• Instructions to follow: Quote, without change, all of the lines that follow.

***

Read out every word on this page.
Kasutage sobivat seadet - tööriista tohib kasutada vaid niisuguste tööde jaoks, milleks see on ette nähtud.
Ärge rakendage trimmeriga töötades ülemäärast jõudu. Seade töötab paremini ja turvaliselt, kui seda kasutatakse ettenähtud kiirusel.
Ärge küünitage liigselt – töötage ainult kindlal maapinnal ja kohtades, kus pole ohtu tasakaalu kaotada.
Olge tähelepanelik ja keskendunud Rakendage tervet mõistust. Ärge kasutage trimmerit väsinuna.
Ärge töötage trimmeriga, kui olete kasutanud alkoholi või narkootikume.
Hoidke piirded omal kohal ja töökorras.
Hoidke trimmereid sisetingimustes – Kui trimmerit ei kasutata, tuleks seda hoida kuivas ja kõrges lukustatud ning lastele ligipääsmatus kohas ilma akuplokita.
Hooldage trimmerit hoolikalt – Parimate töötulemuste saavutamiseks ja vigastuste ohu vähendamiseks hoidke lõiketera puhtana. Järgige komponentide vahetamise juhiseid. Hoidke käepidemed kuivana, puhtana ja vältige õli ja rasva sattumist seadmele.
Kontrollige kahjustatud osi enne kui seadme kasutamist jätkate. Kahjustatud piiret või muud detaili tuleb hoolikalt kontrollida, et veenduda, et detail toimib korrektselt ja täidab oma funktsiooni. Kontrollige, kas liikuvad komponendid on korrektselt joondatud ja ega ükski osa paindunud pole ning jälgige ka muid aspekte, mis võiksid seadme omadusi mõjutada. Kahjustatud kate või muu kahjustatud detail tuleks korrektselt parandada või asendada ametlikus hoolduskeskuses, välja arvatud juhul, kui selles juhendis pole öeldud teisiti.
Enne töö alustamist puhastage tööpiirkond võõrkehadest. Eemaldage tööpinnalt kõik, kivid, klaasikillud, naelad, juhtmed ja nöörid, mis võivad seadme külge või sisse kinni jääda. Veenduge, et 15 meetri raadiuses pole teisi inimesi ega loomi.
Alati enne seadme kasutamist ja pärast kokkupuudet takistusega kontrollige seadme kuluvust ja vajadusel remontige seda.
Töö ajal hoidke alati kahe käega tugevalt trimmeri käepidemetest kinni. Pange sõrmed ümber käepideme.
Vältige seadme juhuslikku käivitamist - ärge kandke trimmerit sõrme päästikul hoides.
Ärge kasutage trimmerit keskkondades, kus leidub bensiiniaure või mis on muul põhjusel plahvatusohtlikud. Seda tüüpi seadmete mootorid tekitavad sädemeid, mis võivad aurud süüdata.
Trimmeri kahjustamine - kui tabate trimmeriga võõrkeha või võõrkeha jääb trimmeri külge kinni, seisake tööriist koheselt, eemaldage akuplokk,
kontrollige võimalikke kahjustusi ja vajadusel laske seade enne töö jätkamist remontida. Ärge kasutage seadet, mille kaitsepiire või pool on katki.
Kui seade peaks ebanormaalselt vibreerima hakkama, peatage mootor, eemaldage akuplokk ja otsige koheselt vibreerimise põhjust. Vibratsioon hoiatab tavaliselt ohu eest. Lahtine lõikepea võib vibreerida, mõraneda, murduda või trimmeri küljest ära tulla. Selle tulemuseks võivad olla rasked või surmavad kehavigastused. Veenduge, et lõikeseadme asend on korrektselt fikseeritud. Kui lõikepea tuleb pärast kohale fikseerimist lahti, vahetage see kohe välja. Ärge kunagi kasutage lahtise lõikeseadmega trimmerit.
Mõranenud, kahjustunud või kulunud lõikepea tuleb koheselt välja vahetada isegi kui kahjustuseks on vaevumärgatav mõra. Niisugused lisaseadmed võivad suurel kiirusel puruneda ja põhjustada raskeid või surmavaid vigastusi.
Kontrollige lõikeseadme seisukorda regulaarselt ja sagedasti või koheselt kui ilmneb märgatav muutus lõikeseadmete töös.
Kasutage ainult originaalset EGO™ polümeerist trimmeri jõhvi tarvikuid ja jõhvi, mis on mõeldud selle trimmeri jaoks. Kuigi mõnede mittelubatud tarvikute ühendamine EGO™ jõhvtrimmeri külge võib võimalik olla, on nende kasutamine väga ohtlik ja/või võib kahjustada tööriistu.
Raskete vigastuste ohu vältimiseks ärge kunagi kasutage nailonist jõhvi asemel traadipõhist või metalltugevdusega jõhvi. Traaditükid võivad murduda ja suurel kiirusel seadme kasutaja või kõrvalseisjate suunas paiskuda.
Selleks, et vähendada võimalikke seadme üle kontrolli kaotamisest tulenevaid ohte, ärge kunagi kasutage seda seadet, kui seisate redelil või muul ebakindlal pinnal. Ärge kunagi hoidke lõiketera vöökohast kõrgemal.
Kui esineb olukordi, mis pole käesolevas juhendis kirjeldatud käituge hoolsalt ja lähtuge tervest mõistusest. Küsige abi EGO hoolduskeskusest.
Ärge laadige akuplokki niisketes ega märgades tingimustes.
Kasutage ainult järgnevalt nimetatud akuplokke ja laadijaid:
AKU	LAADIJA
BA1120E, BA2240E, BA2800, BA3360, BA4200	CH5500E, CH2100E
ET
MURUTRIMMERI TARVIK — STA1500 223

***

• Correct output:
Read out every word on this page.
Kasutage sobivat seadet - tööriista tohib kasutada vaid niisuguste tööde jaoks, milleks see on ette nähtud.
Ärge rakendage trimmeriga töötades ülemäärast jõudu. Seade töötab paremini ja turvaliselt, kui seda kasutatakse ettenähtud kiirusel.
Ärge küünitage liigselt – töötage ainult kindlal maapinnal ja kohtades, kus pole ohtu tasakaalu kaotada.
Olge tähelepanelik ja keskendunud Rakendage tervet mõistust. Ärge kasutage trimmerit väsinuna.
Ärge töötage trimmeriga, kui olete kasutanud alkoholi või narkootikume.
Hoidke piirded omal kohal ja töökorras.
Hoidke trimmereid sisetingimustes – Kui trimmerit ei kasutata, tuleks seda hoida kuivas ja kõrges lukustatud ning lastele ligipääsmatus kohas ilma akuplokita.
Hooldage trimmerit hoolikalt – Parimate töötulemuste saavutamiseks ja vigastuste ohu vähendamiseks hoidke lõiketera puhtana. Järgige komponentide vahetamise juhiseid. Hoidke käepidemed kuivana, puhtana ja vältige õli ja rasva sattumist seadmele.
Kontrollige kahjustatud osi enne kui seadme kasutamist jätkate. Kahjustatud piiret või muud detaili tuleb hoolikalt kontrollida, et veenduda, et detail toimib korrektselt ja täidab oma funktsiooni. Kontrollige, kas liikuvad komponendid on korrektselt joondatud ja ega ükski osa paindunud pole ning jälgige ka muid aspekte, mis võiksid seadme omadusi mõjutada. Kahjustatud kate või muu kahjustatud detail tuleks korrektselt parandada või asendada ametlikus hoolduskeskuses, välja arvatud juhul, kui selles juhendis pole öeldud teisiti.
Enne töö alustamist puhastage tööpiirkond võõrkehadest. Eemaldage tööpinnalt kõik, kivid, klaasikillud, naelad, juhtmed ja nöörid, mis võivad seadme külge või sisse kinni jääda. Veenduge, et 15 meetri raadiuses pole teisi inimesi ega loomi.
Alati enne seadme kasutamist ja pärast kokkupuudet takistusega kontrollige seadme kuluvust ja vajadusel remontige seda.
Töö ajal hoidke alati kahe käega tugevalt trimmeri käepidemetest kinni. Pange sõrmed ümber käepideme.
Vältige seadme juhuslikku käivitamist - ärge kandke trimmerit sõrme päästikul hoides.
Ärge kasutage trimmerit keskkondades, kus leidub bensiiniaure või mis on muul põhjusel plahvatusohtlikud. Seda tüüpi seadmete mootorid tekitavad sädemeid, mis võivad aurud süüdata.
Trimmeri kahjustamine - kui tabate trimmeriga võõrkeha või võõrkeha jääb trimmeri külge kinni, seisake tööriist koheselt, eemaldage akuplokk,
kontrollige võimalikke kahjustusi ja vajadusel laske seade enne töö jätkamist remontida. Ärge kasutage seadet, mille kaitsepiire või pool on katki.
Kui seade peaks ebanormaalselt vibreerima hakkama, peatage mootor, eemaldage akuplokk ja otsige koheselt vibreerimise põhjust. Vibratsioon hoiatab tavaliselt ohu eest. Lahtine lõikepea võib vibreerida, mõraneda, murduda või trimmeri küljest ära tulla. Selle tulemuseks võivad olla rasked või surmavad kehavigastused. Veenduge, et lõikeseadme asend on korrektselt fikseeritud. Kui lõikepea tuleb pärast kohale fikseerimist lahti, vahetage see kohe välja. Ärge kunagi kasutage lahtise lõikeseadmega trimmerit.
Mõranenud, kahjustunud või kulunud lõikepea tuleb koheselt välja vahetada isegi kui kahjustuseks on vaevumärgatav mõra. Niisugused lisaseadmed võivad suurel kiirusel puruneda ja põhjustada raskeid või surmavaid vigastusi.
Kontrollige lõikeseadme seisukorda regulaarselt ja sagedasti või koheselt kui ilmneb märgatav muutus lõikeseadmete töös.
Kasutage ainult originaalset EGO™ polümeerist trimmeri jõhvi tarvikuid ja jõhvi, mis on mõeldud selle trimmeri jaoks. Kuigi mõnede mittelubatud tarvikute ühendamine EGO™ jõhvtrimmeri külge võib võimalik olla, on nende kasutamine väga ohtlik ja/või võib kahjustada tööriistu.
Raskete vigastuste ohu vältimiseks ärge kunagi kasutage nailonist jõhvi asemel traadipõhist või metalltugevdusega jõhvi. Traaditükid võivad murduda ja suurel kiirusel seadme kasutaja või kõrvalseisjate suunas paiskuda.
Selleks, et vähendada võimalikke seadme üle kontrolli kaotamisest tulenevaid ohte, ärge kunagi kasutage seda seadet, kui seisate redelil või muul ebakindlal pinnal. Ärge kunagi hoidke lõiketera vöökohast kõrgemal.
Kui esineb olukordi, mis pole käesolevas juhendis kirjeldatud käituge hoolsalt ja lähtuge tervest mõistusest. Küsige abi EGO hoolduskeskusest.
Ärge laadige akuplokki niisketes ega märgades tingimustes.
Kasutage ainult järgnevalt nimetatud akuplokke ja laadijaid:
AKU	LAADIJA
BA1120E, BA2240E, BA2800, BA3360, BA4200	CH5500E, CH2100E
ET
MURUTRIMMERI TARVIK — STA1500 223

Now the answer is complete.